→ STATED GOAL
An exact reproduction of the records is required, with all images left out.

>> START STORED RECORDS

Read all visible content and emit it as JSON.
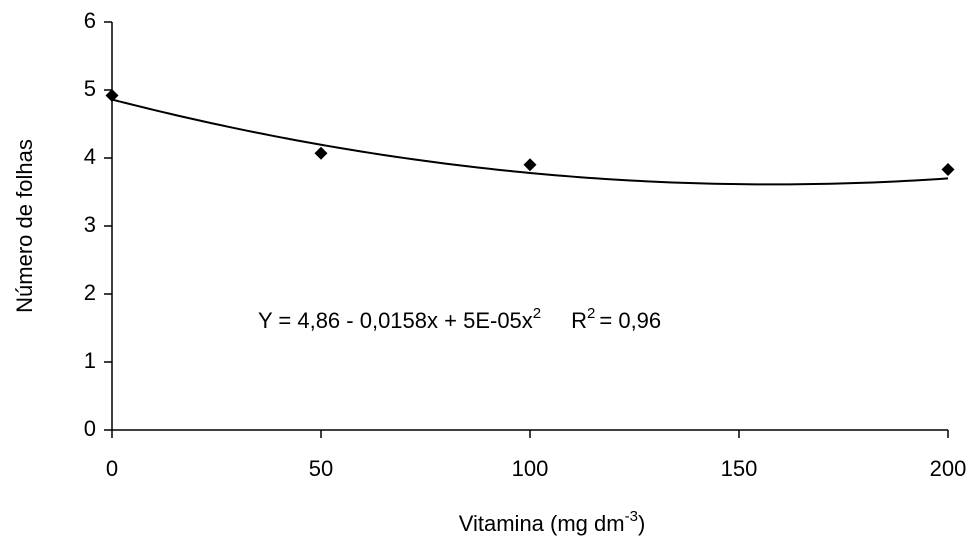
{
  "chart_data": {
    "type": "scatter",
    "x_label": {
      "text": "Vitamina (mg dm",
      "sup": "-3",
      "end": ")"
    },
    "y_label": "Número de folhas",
    "x": [
      0,
      50,
      100,
      200
    ],
    "values": [
      4.92,
      4.07,
      3.9,
      3.83
    ],
    "color": "#000000",
    "trendline": {
      "coefficients": [
        4.86,
        -0.0158,
        5e-05
      ]
    },
    "annotation": {
      "equation": "Y = 4,86 - 0,0158x + 5E-05x",
      "equation_sup": "2",
      "r2": "R",
      "r2_sup": "2",
      "r2_value": "= 0,96"
    },
    "xlim": [
      0,
      200
    ],
    "xticks": [
      0,
      50,
      100,
      150,
      200
    ],
    "ylim": [
      0,
      6
    ],
    "yticks": [
      0,
      1,
      2,
      3,
      4,
      5,
      6
    ],
    "grid": false
  }
}
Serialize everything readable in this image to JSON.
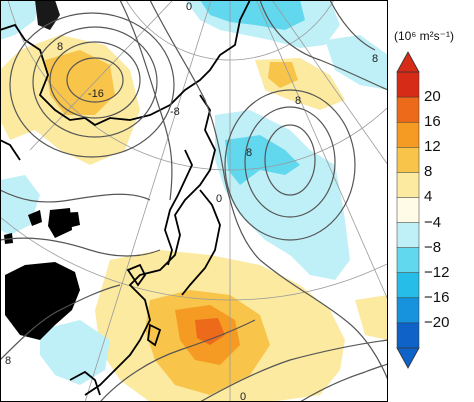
{
  "colorbar": {
    "units": "(10⁶ m²s⁻¹)",
    "ticks": [
      "20",
      "16",
      "12",
      "8",
      "4",
      "−4",
      "−8",
      "−12",
      "−16",
      "−20"
    ],
    "colors": [
      "#d52b17",
      "#ee6a1b",
      "#f59a22",
      "#f8c44a",
      "#fbeaa0",
      "#fffbe6",
      "#bff0f7",
      "#62d8ef",
      "#26bde8",
      "#1792dd",
      "#0e62c8"
    ]
  },
  "contour_labels": [
    "8",
    "-16",
    "-8",
    "0",
    "8",
    "8",
    "8",
    "8",
    "0",
    "0"
  ],
  "shading_colors": {
    "pos_light": "#fbeaa0",
    "pos_mid": "#f8c44a",
    "pos_strong": "#f59a22",
    "pos_max": "#ee6a1b",
    "neg_light": "#bff0f7",
    "neg_mid": "#62d8ef",
    "neg_strong": "#26bde8",
    "land_mask": "#000000",
    "contour": "#555555",
    "coast": "#000000"
  }
}
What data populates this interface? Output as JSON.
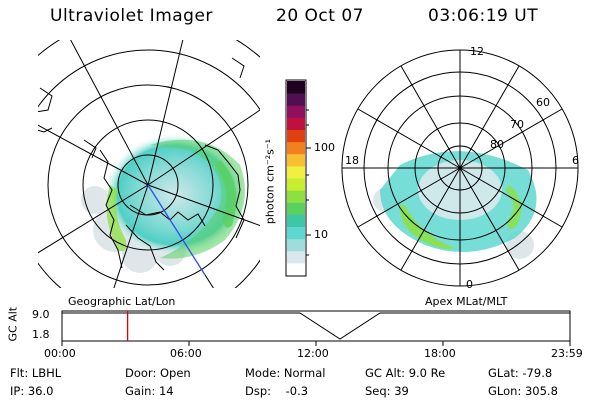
{
  "header": {
    "instrument": "Ultraviolet Imager",
    "date": "20 Oct 07",
    "time": "03:06:19 UT"
  },
  "left_panel": {
    "caption": "Geographic Lat/Lon"
  },
  "right_panel": {
    "caption": "Apex MLat/MLT",
    "lat_labels": [
      "80",
      "70",
      "60"
    ],
    "mlt_labels": {
      "top": "12",
      "bottom": "0",
      "left": "18",
      "right": "6"
    }
  },
  "colorbar": {
    "unit_label": "photon cm⁻²s⁻¹",
    "tick_labels": [
      "100",
      "10"
    ],
    "colors": [
      "#ffffff",
      "#d8e8ee",
      "#9fdcdc",
      "#5ed7d0",
      "#3cc8a8",
      "#5ad060",
      "#8ee040",
      "#c8ee30",
      "#f0f040",
      "#f8c030",
      "#f08020",
      "#e04010",
      "#c01040",
      "#901060",
      "#501050",
      "#200020"
    ]
  },
  "altitude_plot": {
    "axis_label": "GC Alt",
    "y_ticks": [
      "9.0",
      "1.8"
    ],
    "x_ticks": [
      "00:00",
      "06:00",
      "12:00",
      "18:00",
      "23:59"
    ],
    "current_time_marker_hours": 3.1
  },
  "status": {
    "filter": "Flt: LBHL",
    "ip": "IP: 36.0",
    "door": "Door: Open",
    "gain": "Gain: 14",
    "mode": "Mode: Normal",
    "dsp": "Dsp:    -0.3",
    "gc_alt": "GC Alt: 9.0 Re",
    "seq": "Seq: 39",
    "glat": "GLat: -79.8",
    "glon": "GLon: 305.8"
  },
  "colors": {
    "marker": "#e00000",
    "aurora_low": "#5ed7d0",
    "aurora_high": "#8ee040"
  }
}
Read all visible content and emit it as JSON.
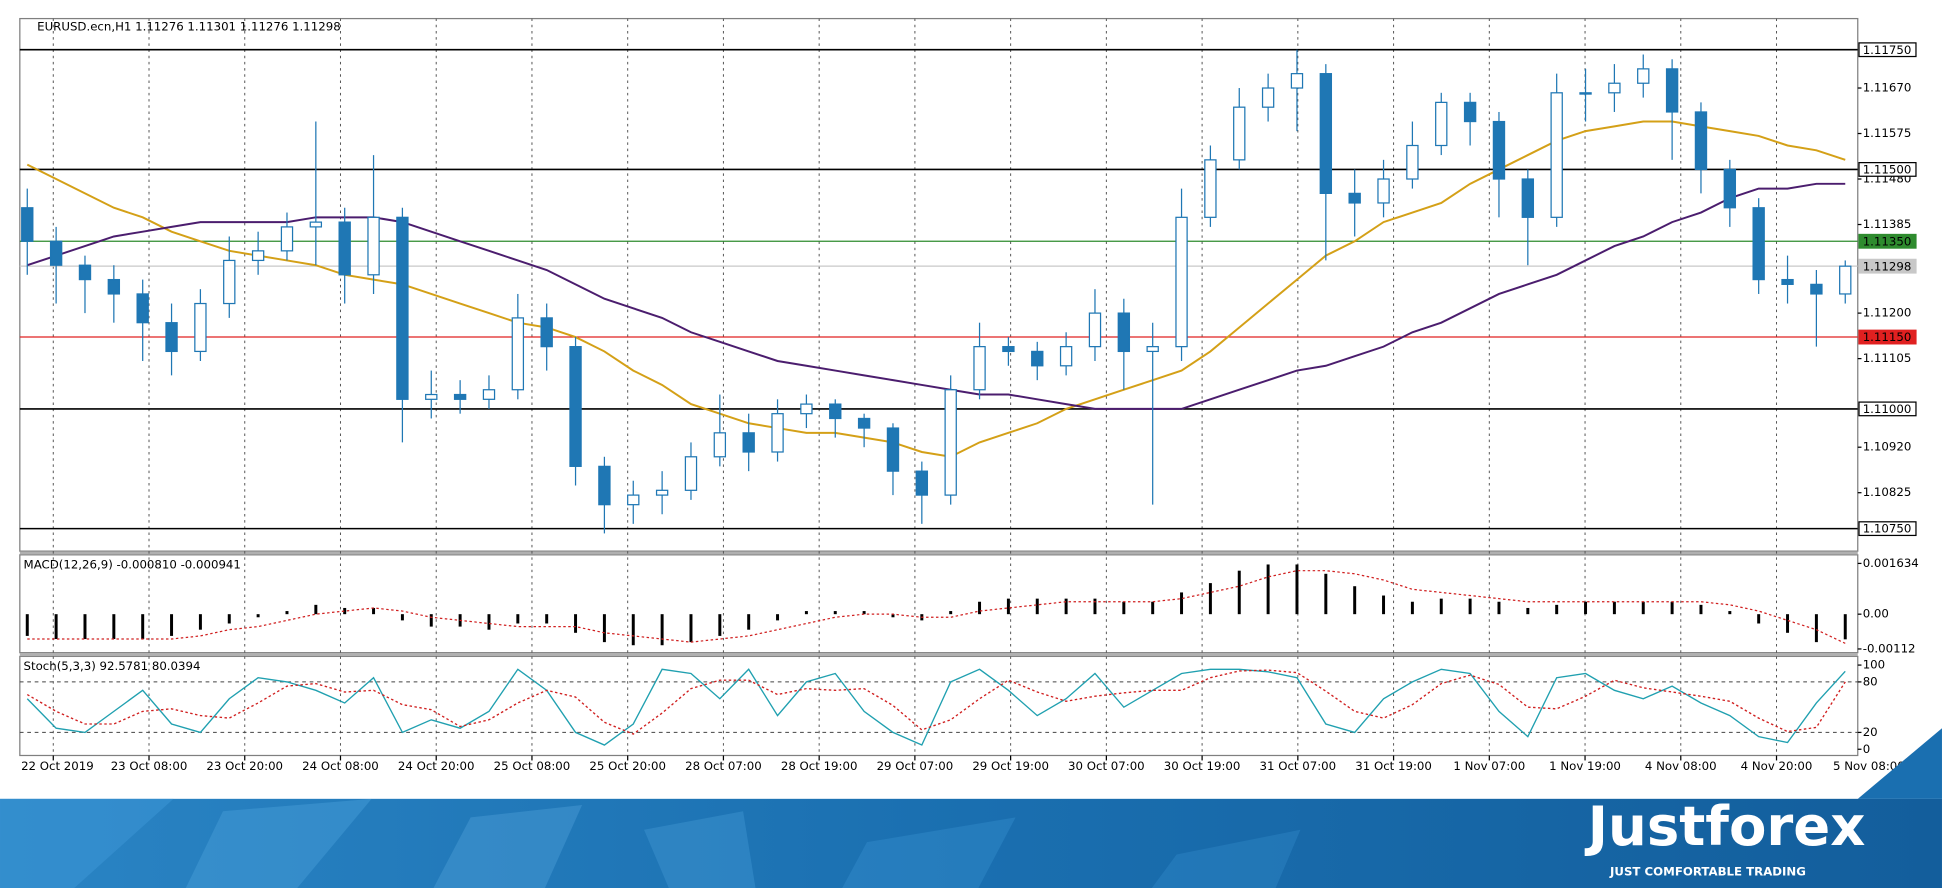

>> END STORED RECORDS

→ RESULT OF THIS EXERCISE
Read all visible content and emit it as JSON.
{
  "chart_data": {
    "type": "scatter",
    "x_label": {
      "text": "Vitamina (mg dm",
      "sup": "-3",
      "end": ")"
    },
    "y_label": "Número de folhas",
    "x": [
      0,
      50,
      100,
      200
    ],
    "values": [
      4.92,
      4.07,
      3.9,
      3.83
    ],
    "color": "#000000",
    "trendline": {
      "coefficients": [
        4.86,
        -0.0158,
        5e-05
      ]
    },
    "annotation": {
      "equation": "Y = 4,86 - 0,0158x + 5E-05x",
      "equation_sup": "2",
      "r2": "R",
      "r2_sup": "2",
      "r2_value": "= 0,96"
    },
    "xlim": [
      0,
      200
    ],
    "xticks": [
      0,
      50,
      100,
      150,
      200
    ],
    "ylim": [
      0,
      6
    ],
    "yticks": [
      0,
      1,
      2,
      3,
      4,
      5,
      6
    ],
    "grid": false
  }
}
Serialize everything readable in this image to JSON.
{
  "colorbar": {
    "units": "(10⁶ m²s⁻¹)",
    "ticks": [
      "20",
      "16",
      "12",
      "8",
      "4",
      "−4",
      "−8",
      "−12",
      "−16",
      "−20"
    ],
    "colors": [
      "#d52b17",
      "#ee6a1b",
      "#f59a22",
      "#f8c44a",
      "#fbeaa0",
      "#fffbe6",
      "#bff0f7",
      "#62d8ef",
      "#26bde8",
      "#1792dd",
      "#0e62c8"
    ]
  },
  "contour_labels": [
    "8",
    "-16",
    "-8",
    "0",
    "8",
    "8",
    "8",
    "8",
    "0",
    "0"
  ],
  "shading_colors": {
    "pos_light": "#fbeaa0",
    "pos_mid": "#f8c44a",
    "pos_strong": "#f59a22",
    "pos_max": "#ee6a1b",
    "neg_light": "#bff0f7",
    "neg_mid": "#62d8ef",
    "neg_strong": "#26bde8",
    "land_mask": "#000000",
    "contour": "#555555",
    "coast": "#000000"
  }
}
What data populates this interface? Output as JSON.
{
  "header": {
    "instrument": "Ultraviolet Imager",
    "date": "20 Oct 07",
    "time": "03:06:19 UT"
  },
  "left_panel": {
    "caption": "Geographic Lat/Lon"
  },
  "right_panel": {
    "caption": "Apex MLat/MLT",
    "lat_labels": [
      "80",
      "70",
      "60"
    ],
    "mlt_labels": {
      "top": "12",
      "bottom": "0",
      "left": "18",
      "right": "6"
    }
  },
  "colorbar": {
    "unit_label": "photon cm⁻²s⁻¹",
    "tick_labels": [
      "100",
      "10"
    ],
    "colors": [
      "#ffffff",
      "#d8e8ee",
      "#9fdcdc",
      "#5ed7d0",
      "#3cc8a8",
      "#5ad060",
      "#8ee040",
      "#c8ee30",
      "#f0f040",
      "#f8c030",
      "#f08020",
      "#e04010",
      "#c01040",
      "#901060",
      "#501050",
      "#200020"
    ]
  },
  "altitude_plot": {
    "axis_label": "GC Alt",
    "y_ticks": [
      "9.0",
      "1.8"
    ],
    "x_ticks": [
      "00:00",
      "06:00",
      "12:00",
      "18:00",
      "23:59"
    ],
    "current_time_marker_hours": 3.1
  },
  "status": {
    "filter": "Flt: LBHL",
    "ip": "IP: 36.0",
    "door": "Door: Open",
    "gain": "Gain: 14",
    "mode": "Mode: Normal",
    "dsp": "Dsp:    -0.3",
    "gc_alt": "GC Alt: 9.0 Re",
    "seq": "Seq: 39",
    "glat": "GLat: -79.8",
    "glon": "GLon: 305.8"
  },
  "colors": {
    "marker": "#e00000",
    "aurora_low": "#5ed7d0",
    "aurora_high": "#8ee040"
  }
}
Read all visible content and emit it as JSON.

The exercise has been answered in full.